* Begin Entries supplied *
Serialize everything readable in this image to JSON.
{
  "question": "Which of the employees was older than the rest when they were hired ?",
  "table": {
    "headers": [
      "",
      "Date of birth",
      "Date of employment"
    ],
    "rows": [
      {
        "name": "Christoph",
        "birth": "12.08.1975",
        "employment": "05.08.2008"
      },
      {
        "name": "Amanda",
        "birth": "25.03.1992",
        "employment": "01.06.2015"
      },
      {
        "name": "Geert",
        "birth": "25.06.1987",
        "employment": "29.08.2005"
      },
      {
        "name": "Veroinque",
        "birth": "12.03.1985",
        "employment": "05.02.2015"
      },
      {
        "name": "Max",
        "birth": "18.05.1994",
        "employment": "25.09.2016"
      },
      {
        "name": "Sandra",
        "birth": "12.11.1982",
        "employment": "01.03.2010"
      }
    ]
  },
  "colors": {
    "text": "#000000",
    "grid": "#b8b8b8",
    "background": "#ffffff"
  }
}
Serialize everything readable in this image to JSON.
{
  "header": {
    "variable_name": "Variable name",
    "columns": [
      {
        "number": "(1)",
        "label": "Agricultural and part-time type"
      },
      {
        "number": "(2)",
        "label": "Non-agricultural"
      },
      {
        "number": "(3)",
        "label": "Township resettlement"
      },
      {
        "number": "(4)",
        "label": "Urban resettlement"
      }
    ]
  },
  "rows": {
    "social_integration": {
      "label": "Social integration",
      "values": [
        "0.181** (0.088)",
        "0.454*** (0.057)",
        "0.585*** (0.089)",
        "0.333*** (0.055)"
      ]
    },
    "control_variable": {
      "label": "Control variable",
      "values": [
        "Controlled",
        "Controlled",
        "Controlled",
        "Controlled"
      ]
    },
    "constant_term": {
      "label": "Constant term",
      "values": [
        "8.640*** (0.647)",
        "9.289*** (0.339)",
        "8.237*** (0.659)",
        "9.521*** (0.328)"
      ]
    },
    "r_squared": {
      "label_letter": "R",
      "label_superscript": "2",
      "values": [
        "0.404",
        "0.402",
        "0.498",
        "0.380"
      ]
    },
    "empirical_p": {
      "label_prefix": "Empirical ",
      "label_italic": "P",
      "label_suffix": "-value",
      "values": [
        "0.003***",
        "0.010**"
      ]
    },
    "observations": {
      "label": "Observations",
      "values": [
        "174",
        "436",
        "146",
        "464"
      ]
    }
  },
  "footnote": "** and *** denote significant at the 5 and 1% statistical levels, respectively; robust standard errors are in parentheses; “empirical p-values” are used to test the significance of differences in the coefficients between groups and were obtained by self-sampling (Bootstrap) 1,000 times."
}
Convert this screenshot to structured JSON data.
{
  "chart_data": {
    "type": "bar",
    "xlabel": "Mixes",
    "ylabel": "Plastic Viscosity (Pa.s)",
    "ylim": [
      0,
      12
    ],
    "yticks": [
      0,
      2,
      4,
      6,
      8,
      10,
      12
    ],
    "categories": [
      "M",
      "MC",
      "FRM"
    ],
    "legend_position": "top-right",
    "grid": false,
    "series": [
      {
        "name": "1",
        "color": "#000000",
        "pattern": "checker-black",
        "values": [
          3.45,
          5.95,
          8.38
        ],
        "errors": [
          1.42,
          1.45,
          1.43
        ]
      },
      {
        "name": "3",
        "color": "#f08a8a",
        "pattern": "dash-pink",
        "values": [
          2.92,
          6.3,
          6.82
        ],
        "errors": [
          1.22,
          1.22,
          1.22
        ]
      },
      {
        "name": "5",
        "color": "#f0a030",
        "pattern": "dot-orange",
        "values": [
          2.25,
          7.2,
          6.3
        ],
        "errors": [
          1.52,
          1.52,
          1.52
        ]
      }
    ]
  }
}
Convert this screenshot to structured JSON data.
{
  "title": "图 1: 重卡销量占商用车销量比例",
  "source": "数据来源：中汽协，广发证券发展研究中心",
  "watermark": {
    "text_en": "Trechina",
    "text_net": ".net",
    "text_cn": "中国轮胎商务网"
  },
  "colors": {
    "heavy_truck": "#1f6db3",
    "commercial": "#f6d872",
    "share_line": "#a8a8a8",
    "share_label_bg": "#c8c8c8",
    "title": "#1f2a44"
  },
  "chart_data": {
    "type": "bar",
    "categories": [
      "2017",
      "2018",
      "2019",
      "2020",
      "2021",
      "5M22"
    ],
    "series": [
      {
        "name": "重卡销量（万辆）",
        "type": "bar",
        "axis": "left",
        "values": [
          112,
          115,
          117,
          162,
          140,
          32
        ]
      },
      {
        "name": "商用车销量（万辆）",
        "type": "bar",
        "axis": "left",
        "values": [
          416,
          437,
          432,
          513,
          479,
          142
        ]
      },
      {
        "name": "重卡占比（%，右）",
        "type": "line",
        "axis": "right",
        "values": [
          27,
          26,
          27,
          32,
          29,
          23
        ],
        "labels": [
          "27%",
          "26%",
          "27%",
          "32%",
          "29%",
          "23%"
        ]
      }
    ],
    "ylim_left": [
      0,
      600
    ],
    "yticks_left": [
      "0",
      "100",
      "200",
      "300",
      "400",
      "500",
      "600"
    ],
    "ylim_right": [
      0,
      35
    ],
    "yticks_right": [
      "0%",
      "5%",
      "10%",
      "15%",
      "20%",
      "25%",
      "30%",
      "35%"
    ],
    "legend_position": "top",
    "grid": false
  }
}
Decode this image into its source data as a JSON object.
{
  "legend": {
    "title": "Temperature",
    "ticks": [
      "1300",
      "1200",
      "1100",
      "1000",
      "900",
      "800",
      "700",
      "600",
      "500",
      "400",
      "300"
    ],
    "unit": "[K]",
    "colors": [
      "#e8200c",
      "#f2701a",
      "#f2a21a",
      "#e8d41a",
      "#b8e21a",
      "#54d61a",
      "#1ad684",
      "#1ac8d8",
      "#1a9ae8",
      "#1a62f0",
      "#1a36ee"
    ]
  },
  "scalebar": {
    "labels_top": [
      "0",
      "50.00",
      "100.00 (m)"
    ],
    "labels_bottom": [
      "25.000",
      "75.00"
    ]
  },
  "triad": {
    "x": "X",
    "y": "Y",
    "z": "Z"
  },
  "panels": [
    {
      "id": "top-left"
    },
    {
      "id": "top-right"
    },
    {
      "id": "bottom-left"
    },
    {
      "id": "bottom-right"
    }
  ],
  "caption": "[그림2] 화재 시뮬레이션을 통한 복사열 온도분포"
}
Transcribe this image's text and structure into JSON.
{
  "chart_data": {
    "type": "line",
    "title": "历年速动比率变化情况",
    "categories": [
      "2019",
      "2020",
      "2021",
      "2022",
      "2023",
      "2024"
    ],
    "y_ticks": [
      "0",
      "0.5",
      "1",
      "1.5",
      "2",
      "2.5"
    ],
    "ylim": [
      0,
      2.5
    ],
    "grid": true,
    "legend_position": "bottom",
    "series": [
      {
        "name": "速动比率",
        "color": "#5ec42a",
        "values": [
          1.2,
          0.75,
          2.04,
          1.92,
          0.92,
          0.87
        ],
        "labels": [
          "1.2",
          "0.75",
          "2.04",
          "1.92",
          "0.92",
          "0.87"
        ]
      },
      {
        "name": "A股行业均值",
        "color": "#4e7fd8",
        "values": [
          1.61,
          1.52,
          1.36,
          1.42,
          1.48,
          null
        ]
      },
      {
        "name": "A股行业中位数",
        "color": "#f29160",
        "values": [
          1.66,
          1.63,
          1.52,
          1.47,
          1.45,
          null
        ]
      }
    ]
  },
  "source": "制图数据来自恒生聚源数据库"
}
* End Entries supplied *
Extract the data in full. Keep it word for word.

# [Response]
Serialize everything readable in this image to JSON.
{
  "question": "Which of the employees was older than the rest when they were hired ?",
  "table": {
    "headers": [
      "",
      "Date of birth",
      "Date of employment"
    ],
    "rows": [
      {
        "name": "Christoph",
        "birth": "12.08.1975",
        "employment": "05.08.2008"
      },
      {
        "name": "Amanda",
        "birth": "25.03.1992",
        "employment": "01.06.2015"
      },
      {
        "name": "Geert",
        "birth": "25.06.1987",
        "employment": "29.08.2005"
      },
      {
        "name": "Veroinque",
        "birth": "12.03.1985",
        "employment": "05.02.2015"
      },
      {
        "name": "Max",
        "birth": "18.05.1994",
        "employment": "25.09.2016"
      },
      {
        "name": "Sandra",
        "birth": "12.11.1982",
        "employment": "01.03.2010"
      }
    ]
  },
  "colors": {
    "text": "#000000",
    "grid": "#b8b8b8",
    "background": "#ffffff"
  }
}
Serialize everything readable in this image to JSON.
{
  "header": {
    "variable_name": "Variable name",
    "columns": [
      {
        "number": "(1)",
        "label": "Agricultural and part-time type"
      },
      {
        "number": "(2)",
        "label": "Non-agricultural"
      },
      {
        "number": "(3)",
        "label": "Township resettlement"
      },
      {
        "number": "(4)",
        "label": "Urban resettlement"
      }
    ]
  },
  "rows": {
    "social_integration": {
      "label": "Social integration",
      "values": [
        "0.181** (0.088)",
        "0.454*** (0.057)",
        "0.585*** (0.089)",
        "0.333*** (0.055)"
      ]
    },
    "control_variable": {
      "label": "Control variable",
      "values": [
        "Controlled",
        "Controlled",
        "Controlled",
        "Controlled"
      ]
    },
    "constant_term": {
      "label": "Constant term",
      "values": [
        "8.640*** (0.647)",
        "9.289*** (0.339)",
        "8.237*** (0.659)",
        "9.521*** (0.328)"
      ]
    },
    "r_squared": {
      "label_letter": "R",
      "label_superscript": "2",
      "values": [
        "0.404",
        "0.402",
        "0.498",
        "0.380"
      ]
    },
    "empirical_p": {
      "label_prefix": "Empirical ",
      "label_italic": "P",
      "label_suffix": "-value",
      "values": [
        "0.003***",
        "0.010**"
      ]
    },
    "observations": {
      "label": "Observations",
      "values": [
        "174",
        "436",
        "146",
        "464"
      ]
    }
  },
  "footnote": "** and *** denote significant at the 5 and 1% statistical levels, respectively; robust standard errors are in parentheses; “empirical p-values” are used to test the significance of differences in the coefficients between groups and were obtained by self-sampling (Bootstrap) 1,000 times."
}
Convert this screenshot to structured JSON data.
{
  "chart_data": {
    "type": "bar",
    "xlabel": "Mixes",
    "ylabel": "Plastic Viscosity (Pa.s)",
    "ylim": [
      0,
      12
    ],
    "yticks": [
      0,
      2,
      4,
      6,
      8,
      10,
      12
    ],
    "categories": [
      "M",
      "MC",
      "FRM"
    ],
    "legend_position": "top-right",
    "grid": false,
    "series": [
      {
        "name": "1",
        "color": "#000000",
        "pattern": "checker-black",
        "values": [
          3.45,
          5.95,
          8.38
        ],
        "errors": [
          1.42,
          1.45,
          1.43
        ]
      },
      {
        "name": "3",
        "color": "#f08a8a",
        "pattern": "dash-pink",
        "values": [
          2.92,
          6.3,
          6.82
        ],
        "errors": [
          1.22,
          1.22,
          1.22
        ]
      },
      {
        "name": "5",
        "color": "#f0a030",
        "pattern": "dot-orange",
        "values": [
          2.25,
          7.2,
          6.3
        ],
        "errors": [
          1.52,
          1.52,
          1.52
        ]
      }
    ]
  }
}
Convert this screenshot to structured JSON data.
{
  "title": "图 1: 重卡销量占商用车销量比例",
  "source": "数据来源：中汽协，广发证券发展研究中心",
  "watermark": {
    "text_en": "Trechina",
    "text_net": ".net",
    "text_cn": "中国轮胎商务网"
  },
  "colors": {
    "heavy_truck": "#1f6db3",
    "commercial": "#f6d872",
    "share_line": "#a8a8a8",
    "share_label_bg": "#c8c8c8",
    "title": "#1f2a44"
  },
  "chart_data": {
    "type": "bar",
    "categories": [
      "2017",
      "2018",
      "2019",
      "2020",
      "2021",
      "5M22"
    ],
    "series": [
      {
        "name": "重卡销量（万辆）",
        "type": "bar",
        "axis": "left",
        "values": [
          112,
          115,
          117,
          162,
          140,
          32
        ]
      },
      {
        "name": "商用车销量（万辆）",
        "type": "bar",
        "axis": "left",
        "values": [
          416,
          437,
          432,
          513,
          479,
          142
        ]
      },
      {
        "name": "重卡占比（%，右）",
        "type": "line",
        "axis": "right",
        "values": [
          27,
          26,
          27,
          32,
          29,
          23
        ],
        "labels": [
          "27%",
          "26%",
          "27%",
          "32%",
          "29%",
          "23%"
        ]
      }
    ],
    "ylim_left": [
      0,
      600
    ],
    "yticks_left": [
      "0",
      "100",
      "200",
      "300",
      "400",
      "500",
      "600"
    ],
    "ylim_right": [
      0,
      35
    ],
    "yticks_right": [
      "0%",
      "5%",
      "10%",
      "15%",
      "20%",
      "25%",
      "30%",
      "35%"
    ],
    "legend_position": "top",
    "grid": false
  }
}
Decode this image into its source data as a JSON object.
{
  "legend": {
    "title": "Temperature",
    "ticks": [
      "1300",
      "1200",
      "1100",
      "1000",
      "900",
      "800",
      "700",
      "600",
      "500",
      "400",
      "300"
    ],
    "unit": "[K]",
    "colors": [
      "#e8200c",
      "#f2701a",
      "#f2a21a",
      "#e8d41a",
      "#b8e21a",
      "#54d61a",
      "#1ad684",
      "#1ac8d8",
      "#1a9ae8",
      "#1a62f0",
      "#1a36ee"
    ]
  },
  "scalebar": {
    "labels_top": [
      "0",
      "50.00",
      "100.00 (m)"
    ],
    "labels_bottom": [
      "25.000",
      "75.00"
    ]
  },
  "triad": {
    "x": "X",
    "y": "Y",
    "z": "Z"
  },
  "panels": [
    {
      "id": "top-left"
    },
    {
      "id": "top-right"
    },
    {
      "id": "bottom-left"
    },
    {
      "id": "bottom-right"
    }
  ],
  "caption": "[그림2] 화재 시뮬레이션을 통한 복사열 온도분포"
}
Transcribe this image's text and structure into JSON.
{
  "chart_data": {
    "type": "line",
    "title": "历年速动比率变化情况",
    "categories": [
      "2019",
      "2020",
      "2021",
      "2022",
      "2023",
      "2024"
    ],
    "y_ticks": [
      "0",
      "0.5",
      "1",
      "1.5",
      "2",
      "2.5"
    ],
    "ylim": [
      0,
      2.5
    ],
    "grid": true,
    "legend_position": "bottom",
    "series": [
      {
        "name": "速动比率",
        "color": "#5ec42a",
        "values": [
          1.2,
          0.75,
          2.04,
          1.92,
          0.92,
          0.87
        ],
        "labels": [
          "1.2",
          "0.75",
          "2.04",
          "1.92",
          "0.92",
          "0.87"
        ]
      },
      {
        "name": "A股行业均值",
        "color": "#4e7fd8",
        "values": [
          1.61,
          1.52,
          1.36,
          1.42,
          1.48,
          null
        ]
      },
      {
        "name": "A股行业中位数",
        "color": "#f29160",
        "values": [
          1.66,
          1.63,
          1.52,
          1.47,
          1.45,
          null
        ]
      }
    ]
  },
  "source": "制图数据来自恒生聚源数据库"
}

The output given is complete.